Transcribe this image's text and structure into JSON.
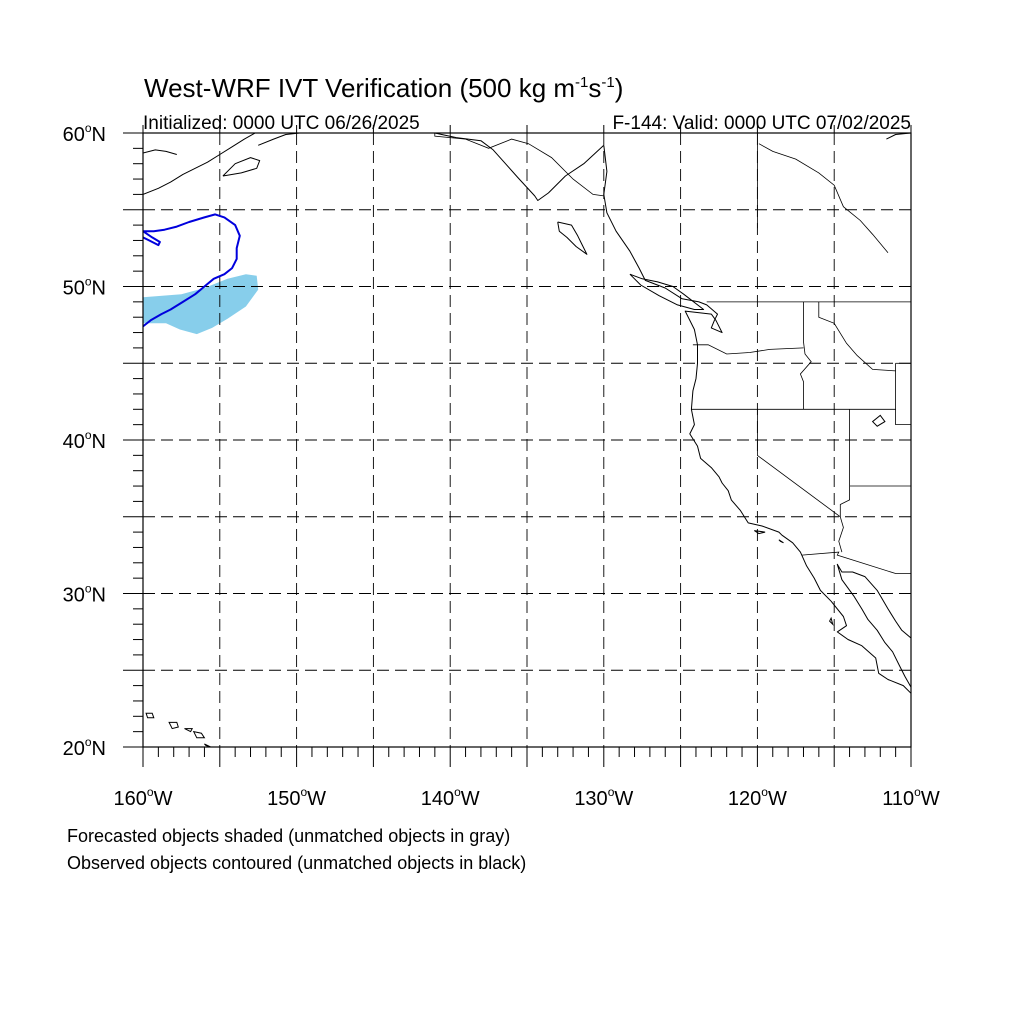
{
  "header": {
    "title_prefix": "West-WRF IVT Verification (500 kg m",
    "title_exp1": "-1",
    "title_mid": "s",
    "title_exp2": "-1",
    "title_suffix": ")",
    "initialized": "Initialized: 0000 UTC 06/26/2025",
    "valid": "F-144: Valid: 0000 UTC 07/02/2025"
  },
  "map_data": {
    "type": "map",
    "projection": "cylindrical-equidistant",
    "lon_range": [
      -160,
      -110
    ],
    "lat_range": [
      20,
      60
    ],
    "grid_lon_step": 5,
    "grid_lat_step": 5,
    "minor_tick_step": 1,
    "grid_style": "dashed",
    "lat_labels": [
      {
        "value": 60,
        "label": "60",
        "suffix": "N"
      },
      {
        "value": 50,
        "label": "50",
        "suffix": "N"
      },
      {
        "value": 40,
        "label": "40",
        "suffix": "N"
      },
      {
        "value": 30,
        "label": "30",
        "suffix": "N"
      },
      {
        "value": 20,
        "label": "20",
        "suffix": "N"
      }
    ],
    "lon_labels": [
      {
        "value": -160,
        "label": "160",
        "suffix": "W"
      },
      {
        "value": -150,
        "label": "150",
        "suffix": "W"
      },
      {
        "value": -140,
        "label": "140",
        "suffix": "W"
      },
      {
        "value": -130,
        "label": "130",
        "suffix": "W"
      },
      {
        "value": -120,
        "label": "120",
        "suffix": "W"
      },
      {
        "value": -110,
        "label": "110",
        "suffix": "W"
      }
    ],
    "forecast_object": {
      "color": "#87ceeb",
      "polygon": [
        [
          -160,
          49.3
        ],
        [
          -157.5,
          49.5
        ],
        [
          -156,
          49.9
        ],
        [
          -154.5,
          50.5
        ],
        [
          -153.3,
          50.8
        ],
        [
          -152.6,
          50.7
        ],
        [
          -152.5,
          49.8
        ],
        [
          -153.3,
          48.7
        ],
        [
          -154.5,
          47.9
        ],
        [
          -155.5,
          47.3
        ],
        [
          -156.5,
          46.9
        ],
        [
          -157.6,
          47.2
        ],
        [
          -158.5,
          47.6
        ],
        [
          -160,
          47.6
        ]
      ]
    },
    "observed_object": {
      "color": "#0000dd",
      "polyline": [
        [
          -160,
          47.4
        ],
        [
          -159.5,
          47.8
        ],
        [
          -158.8,
          48.2
        ],
        [
          -158.2,
          48.5
        ],
        [
          -157.4,
          49.0
        ],
        [
          -156.6,
          49.5
        ],
        [
          -156.0,
          50.0
        ],
        [
          -155.4,
          50.5
        ],
        [
          -154.7,
          50.8
        ],
        [
          -154.2,
          51.2
        ],
        [
          -153.9,
          51.8
        ],
        [
          -153.9,
          52.5
        ],
        [
          -153.7,
          53.3
        ],
        [
          -154.0,
          54.0
        ],
        [
          -154.7,
          54.5
        ],
        [
          -155.3,
          54.7
        ],
        [
          -156.0,
          54.5
        ],
        [
          -157.0,
          54.2
        ],
        [
          -157.8,
          53.9
        ],
        [
          -158.6,
          53.7
        ],
        [
          -159.3,
          53.6
        ],
        [
          -160,
          53.6
        ],
        [
          -159.4,
          53.2
        ],
        [
          -158.9,
          52.9
        ],
        [
          -159.0,
          52.7
        ],
        [
          -159.6,
          53.0
        ],
        [
          -160,
          53.2
        ]
      ]
    },
    "coastlines": [
      [
        [
          -130,
          59.2
        ],
        [
          -131.3,
          58.0
        ],
        [
          -132.5,
          57.2
        ],
        [
          -133.6,
          56.1
        ],
        [
          -134.3,
          55.6
        ],
        [
          -134.5,
          55.9
        ],
        [
          -135.6,
          57.1
        ],
        [
          -136.4,
          58.0
        ],
        [
          -137.2,
          58.9
        ],
        [
          -138.0,
          59.5
        ],
        [
          -139.6,
          59.7
        ],
        [
          -141.0,
          60.0
        ]
      ],
      [
        [
          -130,
          59.2
        ],
        [
          -129.8,
          57.5
        ],
        [
          -130.0,
          56.0
        ],
        [
          -129.8,
          54.8
        ],
        [
          -129.2,
          53.6
        ],
        [
          -128.3,
          52.3
        ],
        [
          -127.7,
          51.2
        ],
        [
          -127.3,
          50.4
        ],
        [
          -126.0,
          49.9
        ],
        [
          -124.9,
          49.2
        ],
        [
          -123.8,
          49.0
        ],
        [
          -123.3,
          48.8
        ],
        [
          -122.6,
          48.2
        ],
        [
          -122.8,
          47.8
        ],
        [
          -123.0,
          47.3
        ],
        [
          -122.3,
          47.0
        ],
        [
          -122.7,
          47.8
        ],
        [
          -123.0,
          48.2
        ],
        [
          -124.7,
          48.4
        ],
        [
          -124.1,
          47.2
        ],
        [
          -123.9,
          46.2
        ],
        [
          -123.9,
          45.0
        ],
        [
          -124.0,
          44.0
        ],
        [
          -124.2,
          43.2
        ],
        [
          -124.3,
          42.0
        ],
        [
          -124.1,
          41.0
        ],
        [
          -124.4,
          40.4
        ],
        [
          -123.9,
          39.6
        ],
        [
          -123.7,
          38.8
        ],
        [
          -123.0,
          38.2
        ],
        [
          -122.5,
          37.6
        ],
        [
          -122.3,
          37.2
        ],
        [
          -121.9,
          36.7
        ],
        [
          -121.7,
          36.1
        ],
        [
          -121.1,
          35.4
        ],
        [
          -120.6,
          34.6
        ],
        [
          -119.7,
          34.4
        ],
        [
          -118.6,
          34.0
        ],
        [
          -118.4,
          33.8
        ],
        [
          -117.7,
          33.3
        ],
        [
          -117.2,
          32.7
        ],
        [
          -116.8,
          31.8
        ],
        [
          -116.3,
          31.0
        ],
        [
          -115.9,
          30.2
        ],
        [
          -115.2,
          29.5
        ],
        [
          -114.4,
          28.5
        ],
        [
          -114.2,
          27.9
        ],
        [
          -114.8,
          27.5
        ],
        [
          -114.1,
          27.0
        ],
        [
          -113.2,
          26.6
        ],
        [
          -112.3,
          25.8
        ],
        [
          -112.1,
          24.8
        ],
        [
          -111.5,
          24.4
        ],
        [
          -110.5,
          24.0
        ],
        [
          -110.0,
          23.5
        ]
      ],
      [
        [
          -110.0,
          23.9
        ],
        [
          -110.4,
          24.6
        ],
        [
          -110.8,
          25.4
        ],
        [
          -111.2,
          26.2
        ],
        [
          -111.7,
          26.8
        ],
        [
          -112.2,
          27.6
        ],
        [
          -112.8,
          28.3
        ],
        [
          -113.2,
          29.0
        ],
        [
          -113.7,
          29.8
        ],
        [
          -114.5,
          30.9
        ],
        [
          -114.8,
          31.9
        ],
        [
          -114.5,
          31.4
        ],
        [
          -113.8,
          31.4
        ],
        [
          -113.0,
          31.1
        ],
        [
          -112.2,
          30.2
        ],
        [
          -111.5,
          29.0
        ],
        [
          -111.0,
          28.2
        ],
        [
          -110.6,
          27.6
        ],
        [
          -110.0,
          27.1
        ]
      ],
      [
        [
          -160,
          58.7
        ],
        [
          -159.2,
          58.9
        ],
        [
          -158.5,
          58.8
        ],
        [
          -157.8,
          58.6
        ]
      ],
      [
        [
          -160,
          56.0
        ],
        [
          -159.0,
          56.4
        ],
        [
          -158.2,
          56.8
        ],
        [
          -157.4,
          57.3
        ],
        [
          -156.6,
          57.7
        ],
        [
          -155.8,
          58.1
        ],
        [
          -155.0,
          58.6
        ],
        [
          -154.2,
          59.1
        ],
        [
          -153.4,
          59.6
        ],
        [
          -152.7,
          60.0
        ]
      ],
      [
        [
          -154.8,
          57.2
        ],
        [
          -153.6,
          57.4
        ],
        [
          -152.6,
          57.7
        ],
        [
          -152.4,
          58.2
        ],
        [
          -153.0,
          58.4
        ],
        [
          -154.0,
          58.0
        ],
        [
          -154.8,
          57.2
        ]
      ],
      [
        [
          -152.5,
          59.2
        ],
        [
          -151.5,
          59.6
        ],
        [
          -150.7,
          59.9
        ],
        [
          -149.8,
          60.0
        ]
      ],
      [
        [
          -133.0,
          54.2
        ],
        [
          -132.1,
          54.0
        ],
        [
          -131.7,
          53.3
        ],
        [
          -131.4,
          52.7
        ],
        [
          -131.1,
          52.1
        ],
        [
          -131.8,
          52.6
        ],
        [
          -132.4,
          53.2
        ],
        [
          -132.9,
          53.6
        ],
        [
          -133.0,
          54.2
        ]
      ],
      [
        [
          -128.3,
          50.8
        ],
        [
          -127.5,
          50.5
        ],
        [
          -126.5,
          50.3
        ],
        [
          -125.5,
          50.0
        ],
        [
          -124.8,
          49.5
        ],
        [
          -123.5,
          48.5
        ],
        [
          -124.1,
          48.5
        ],
        [
          -125.2,
          48.8
        ],
        [
          -126.4,
          49.4
        ],
        [
          -127.6,
          50.1
        ],
        [
          -128.3,
          50.8
        ]
      ],
      [
        [
          -111.6,
          59.6
        ],
        [
          -111.0,
          59.9
        ],
        [
          -110.0,
          60.0
        ]
      ]
    ],
    "islands": [
      [
        [
          -159.8,
          22.2
        ],
        [
          -159.4,
          22.2
        ],
        [
          -159.3,
          21.9
        ],
        [
          -159.7,
          21.9
        ],
        [
          -159.8,
          22.2
        ]
      ],
      [
        [
          -158.3,
          21.6
        ],
        [
          -157.8,
          21.6
        ],
        [
          -157.7,
          21.3
        ],
        [
          -158.1,
          21.2
        ],
        [
          -158.3,
          21.6
        ]
      ],
      [
        [
          -157.3,
          21.2
        ],
        [
          -156.8,
          21.2
        ],
        [
          -156.9,
          21.0
        ],
        [
          -157.3,
          21.2
        ]
      ],
      [
        [
          -156.7,
          21.0
        ],
        [
          -156.2,
          20.9
        ],
        [
          -156.0,
          20.6
        ],
        [
          -156.5,
          20.6
        ],
        [
          -156.7,
          21.0
        ]
      ],
      [
        [
          -156.0,
          20.2
        ],
        [
          -155.6,
          20.0
        ],
        [
          -155.2,
          19.9
        ],
        [
          -155.9,
          20.1
        ]
      ],
      [
        [
          -118.6,
          33.5
        ],
        [
          -118.3,
          33.3
        ],
        [
          -118.5,
          33.4
        ],
        [
          -118.6,
          33.5
        ]
      ],
      [
        [
          -120.2,
          34.1
        ],
        [
          -119.5,
          34.0
        ],
        [
          -119.9,
          33.9
        ],
        [
          -120.2,
          34.1
        ]
      ],
      [
        [
          -115.2,
          28.4
        ],
        [
          -115.1,
          28.0
        ],
        [
          -115.3,
          28.2
        ],
        [
          -115.2,
          28.4
        ]
      ],
      [
        [
          -112.0,
          41.6
        ],
        [
          -111.7,
          41.2
        ],
        [
          -112.2,
          40.9
        ],
        [
          -112.5,
          41.2
        ],
        [
          -112.0,
          41.6
        ]
      ]
    ],
    "borders": [
      [
        [
          -123.3,
          49.0
        ],
        [
          -110,
          49.0
        ]
      ],
      [
        [
          -141.0,
          60.0
        ],
        [
          -141.0,
          59.8
        ],
        [
          -139.0,
          59.6
        ],
        [
          -137.5,
          59.0
        ],
        [
          -136.0,
          59.6
        ],
        [
          -134.9,
          59.3
        ],
        [
          -133.4,
          58.4
        ],
        [
          -132.0,
          57.0
        ],
        [
          -130.7,
          56.0
        ],
        [
          -130.0,
          55.9
        ]
      ],
      [
        [
          -117.1,
          32.5
        ],
        [
          -114.7,
          32.7
        ],
        [
          -114.8,
          32.5
        ],
        [
          -111.0,
          31.3
        ],
        [
          -110,
          31.3
        ]
      ],
      [
        [
          -124.2,
          46.2
        ],
        [
          -123.2,
          46.2
        ],
        [
          -122.0,
          45.6
        ],
        [
          -120.5,
          45.7
        ],
        [
          -119.2,
          45.9
        ],
        [
          -117.0,
          46.0
        ]
      ],
      [
        [
          -117.0,
          49.0
        ],
        [
          -117.0,
          46.4
        ],
        [
          -116.9,
          45.6
        ],
        [
          -116.5,
          45.1
        ],
        [
          -117.2,
          44.3
        ],
        [
          -117.0,
          43.8
        ],
        [
          -117.0,
          42.0
        ]
      ],
      [
        [
          -124.3,
          42.0
        ],
        [
          -111.0,
          42.0
        ]
      ],
      [
        [
          -120.0,
          42.0
        ],
        [
          -120.0,
          39.0
        ],
        [
          -114.6,
          35.0
        ]
      ],
      [
        [
          -114.0,
          42.0
        ],
        [
          -114.0,
          36.1
        ],
        [
          -114.6,
          35.8
        ],
        [
          -114.6,
          35.0
        ],
        [
          -114.4,
          34.3
        ],
        [
          -114.7,
          33.4
        ],
        [
          -114.5,
          32.7
        ]
      ],
      [
        [
          -116.0,
          49.0
        ],
        [
          -116.0,
          48.0
        ],
        [
          -115.0,
          47.6
        ],
        [
          -114.2,
          46.3
        ],
        [
          -113.5,
          45.5
        ],
        [
          -112.5,
          44.6
        ],
        [
          -111.0,
          44.5
        ]
      ],
      [
        [
          -111.0,
          45.0
        ],
        [
          -110,
          45.0
        ]
      ],
      [
        [
          -111.0,
          45.0
        ],
        [
          -111.0,
          41.0
        ],
        [
          -110,
          41.0
        ]
      ],
      [
        [
          -114.0,
          37.0
        ],
        [
          -110,
          37.0
        ]
      ],
      [
        [
          -119.9,
          59.3
        ],
        [
          -119.0,
          58.8
        ],
        [
          -117.5,
          58.3
        ],
        [
          -116.0,
          57.4
        ],
        [
          -115.0,
          56.6
        ],
        [
          -114.4,
          55.2
        ],
        [
          -113.3,
          54.3
        ],
        [
          -112.5,
          53.4
        ],
        [
          -111.5,
          52.2
        ]
      ],
      [
        [
          -120.0,
          60.0
        ],
        [
          -120.0,
          53.8
        ]
      ]
    ]
  },
  "footnotes": {
    "line1": "Forecasted objects shaded (unmatched objects in gray)",
    "line2": "Observed objects contoured (unmatched objects in black)"
  }
}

● **Problem statement**: Copy every line above that holds the word "unmatched".

● **Worked solution**:
    "line1": "Forecasted objects shaded (unmatched objects in gray)",
    "line2": "Observed objects contoured (unmatched objects in black)"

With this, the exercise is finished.